DATA LISTING
- Opening Delimiter -

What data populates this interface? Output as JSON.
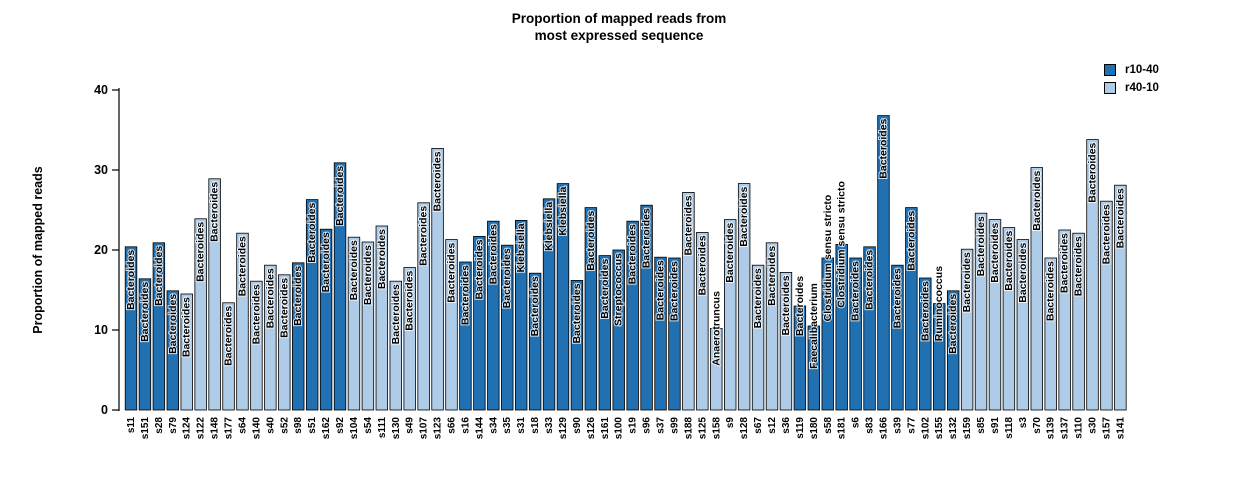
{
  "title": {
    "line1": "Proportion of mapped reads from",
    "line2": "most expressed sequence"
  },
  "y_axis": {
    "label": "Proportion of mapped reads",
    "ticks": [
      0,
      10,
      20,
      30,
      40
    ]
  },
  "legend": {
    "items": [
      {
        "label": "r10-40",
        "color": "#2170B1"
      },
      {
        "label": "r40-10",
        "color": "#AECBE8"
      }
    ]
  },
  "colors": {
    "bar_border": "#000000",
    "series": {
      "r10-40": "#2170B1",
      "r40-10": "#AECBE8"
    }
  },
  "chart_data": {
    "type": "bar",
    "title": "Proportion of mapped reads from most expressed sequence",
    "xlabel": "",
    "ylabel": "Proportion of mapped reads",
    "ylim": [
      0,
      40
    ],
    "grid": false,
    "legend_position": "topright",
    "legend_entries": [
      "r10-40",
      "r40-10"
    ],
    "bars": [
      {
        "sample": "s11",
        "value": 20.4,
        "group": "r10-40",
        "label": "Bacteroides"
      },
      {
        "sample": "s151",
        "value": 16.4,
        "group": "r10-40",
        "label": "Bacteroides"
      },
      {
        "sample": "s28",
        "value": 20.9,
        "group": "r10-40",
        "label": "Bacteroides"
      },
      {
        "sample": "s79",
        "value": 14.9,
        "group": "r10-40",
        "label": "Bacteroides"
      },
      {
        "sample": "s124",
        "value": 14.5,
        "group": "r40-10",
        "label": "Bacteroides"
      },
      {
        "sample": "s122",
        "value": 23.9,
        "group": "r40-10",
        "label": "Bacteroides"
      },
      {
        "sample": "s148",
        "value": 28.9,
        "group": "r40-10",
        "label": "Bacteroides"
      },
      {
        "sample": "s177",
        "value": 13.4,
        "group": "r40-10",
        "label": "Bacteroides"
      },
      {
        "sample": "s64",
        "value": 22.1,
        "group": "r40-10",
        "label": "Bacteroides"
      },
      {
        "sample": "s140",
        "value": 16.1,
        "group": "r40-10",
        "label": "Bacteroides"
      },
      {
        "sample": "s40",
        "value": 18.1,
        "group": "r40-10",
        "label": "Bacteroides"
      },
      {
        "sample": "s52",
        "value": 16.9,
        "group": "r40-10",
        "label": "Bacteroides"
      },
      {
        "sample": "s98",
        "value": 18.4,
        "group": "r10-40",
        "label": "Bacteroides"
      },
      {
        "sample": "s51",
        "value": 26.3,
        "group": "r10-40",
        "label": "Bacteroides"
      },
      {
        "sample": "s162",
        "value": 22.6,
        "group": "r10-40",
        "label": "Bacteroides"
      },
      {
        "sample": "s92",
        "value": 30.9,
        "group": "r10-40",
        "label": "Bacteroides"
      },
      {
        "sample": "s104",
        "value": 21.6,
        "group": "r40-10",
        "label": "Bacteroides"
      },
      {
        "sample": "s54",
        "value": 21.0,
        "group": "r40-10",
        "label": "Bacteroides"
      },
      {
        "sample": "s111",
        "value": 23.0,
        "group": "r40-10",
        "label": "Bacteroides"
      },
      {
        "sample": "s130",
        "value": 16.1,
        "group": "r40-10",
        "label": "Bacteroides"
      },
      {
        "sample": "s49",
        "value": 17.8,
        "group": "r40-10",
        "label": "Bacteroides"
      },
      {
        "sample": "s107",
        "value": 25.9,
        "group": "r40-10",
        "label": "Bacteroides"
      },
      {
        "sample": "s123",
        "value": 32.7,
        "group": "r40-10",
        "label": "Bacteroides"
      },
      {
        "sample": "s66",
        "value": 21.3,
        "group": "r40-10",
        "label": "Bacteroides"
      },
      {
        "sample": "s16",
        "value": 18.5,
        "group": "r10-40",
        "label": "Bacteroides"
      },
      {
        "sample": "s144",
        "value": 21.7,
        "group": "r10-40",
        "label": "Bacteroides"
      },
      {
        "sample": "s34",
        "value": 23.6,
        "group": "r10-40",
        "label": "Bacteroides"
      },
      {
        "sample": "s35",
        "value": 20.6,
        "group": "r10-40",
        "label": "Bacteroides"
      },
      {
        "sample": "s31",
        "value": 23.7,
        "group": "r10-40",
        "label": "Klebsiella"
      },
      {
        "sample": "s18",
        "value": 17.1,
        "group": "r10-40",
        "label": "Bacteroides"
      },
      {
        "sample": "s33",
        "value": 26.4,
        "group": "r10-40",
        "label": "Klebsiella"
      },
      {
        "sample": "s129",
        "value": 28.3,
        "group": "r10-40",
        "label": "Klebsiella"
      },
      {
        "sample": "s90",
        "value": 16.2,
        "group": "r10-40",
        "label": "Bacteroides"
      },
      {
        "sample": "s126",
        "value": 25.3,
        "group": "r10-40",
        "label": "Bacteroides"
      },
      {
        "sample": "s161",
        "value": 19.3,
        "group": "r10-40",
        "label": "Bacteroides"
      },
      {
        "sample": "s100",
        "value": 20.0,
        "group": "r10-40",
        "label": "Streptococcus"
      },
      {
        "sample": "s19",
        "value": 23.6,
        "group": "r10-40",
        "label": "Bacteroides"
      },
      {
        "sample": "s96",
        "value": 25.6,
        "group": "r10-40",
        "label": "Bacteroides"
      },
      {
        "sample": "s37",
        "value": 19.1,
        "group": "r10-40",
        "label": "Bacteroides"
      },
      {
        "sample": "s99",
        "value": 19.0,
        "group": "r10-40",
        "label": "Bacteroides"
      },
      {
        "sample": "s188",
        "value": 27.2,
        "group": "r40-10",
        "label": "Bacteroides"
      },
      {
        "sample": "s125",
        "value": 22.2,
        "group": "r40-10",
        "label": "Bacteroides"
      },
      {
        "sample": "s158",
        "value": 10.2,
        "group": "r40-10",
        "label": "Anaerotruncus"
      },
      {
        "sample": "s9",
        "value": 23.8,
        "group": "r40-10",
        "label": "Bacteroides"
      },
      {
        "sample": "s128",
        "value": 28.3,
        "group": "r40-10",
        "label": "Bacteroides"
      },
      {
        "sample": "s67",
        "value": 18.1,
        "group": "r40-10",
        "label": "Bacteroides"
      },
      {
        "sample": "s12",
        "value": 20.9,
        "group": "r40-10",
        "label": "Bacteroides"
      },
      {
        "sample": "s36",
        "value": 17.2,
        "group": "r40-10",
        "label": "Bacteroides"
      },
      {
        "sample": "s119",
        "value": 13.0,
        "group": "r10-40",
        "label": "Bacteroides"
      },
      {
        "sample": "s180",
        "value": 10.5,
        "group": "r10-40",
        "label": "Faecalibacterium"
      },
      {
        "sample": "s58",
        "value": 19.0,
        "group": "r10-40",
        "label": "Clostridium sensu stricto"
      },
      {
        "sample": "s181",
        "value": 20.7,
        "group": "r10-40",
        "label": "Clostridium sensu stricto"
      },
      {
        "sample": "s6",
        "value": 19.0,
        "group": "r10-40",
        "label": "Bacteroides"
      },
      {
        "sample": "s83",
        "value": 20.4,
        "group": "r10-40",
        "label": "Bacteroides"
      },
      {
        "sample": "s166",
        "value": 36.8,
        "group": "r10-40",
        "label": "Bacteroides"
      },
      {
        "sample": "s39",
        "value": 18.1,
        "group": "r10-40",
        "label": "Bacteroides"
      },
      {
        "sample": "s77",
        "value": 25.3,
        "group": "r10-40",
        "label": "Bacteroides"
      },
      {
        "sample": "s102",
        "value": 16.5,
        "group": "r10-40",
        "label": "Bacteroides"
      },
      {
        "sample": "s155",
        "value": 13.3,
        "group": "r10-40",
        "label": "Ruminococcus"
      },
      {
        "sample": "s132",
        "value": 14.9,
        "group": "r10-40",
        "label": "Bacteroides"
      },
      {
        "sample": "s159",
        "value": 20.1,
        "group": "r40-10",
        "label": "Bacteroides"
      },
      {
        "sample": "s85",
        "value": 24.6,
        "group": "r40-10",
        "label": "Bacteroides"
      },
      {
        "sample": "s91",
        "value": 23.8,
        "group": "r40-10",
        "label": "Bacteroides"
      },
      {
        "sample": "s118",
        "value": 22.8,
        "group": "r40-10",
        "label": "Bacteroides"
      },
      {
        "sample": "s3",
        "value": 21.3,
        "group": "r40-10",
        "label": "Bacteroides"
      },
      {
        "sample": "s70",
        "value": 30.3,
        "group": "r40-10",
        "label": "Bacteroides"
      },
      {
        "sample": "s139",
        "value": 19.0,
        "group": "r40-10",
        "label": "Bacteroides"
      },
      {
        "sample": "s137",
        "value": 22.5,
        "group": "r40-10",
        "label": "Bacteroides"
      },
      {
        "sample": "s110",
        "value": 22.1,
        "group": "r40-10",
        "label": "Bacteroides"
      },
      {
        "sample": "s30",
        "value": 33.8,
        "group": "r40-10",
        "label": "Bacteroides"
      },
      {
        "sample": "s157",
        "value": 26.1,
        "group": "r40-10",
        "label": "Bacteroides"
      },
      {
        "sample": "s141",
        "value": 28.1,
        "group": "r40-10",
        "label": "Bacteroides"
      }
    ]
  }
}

- Closing Delimiter -

WHAT TO DO
As you read the records above, find each line that contains "from" and copy it.

FINISHED EXERCISE
    "line1": "Proportion of mapped reads from",
    "title": "Proportion of mapped reads from most expressed sequence",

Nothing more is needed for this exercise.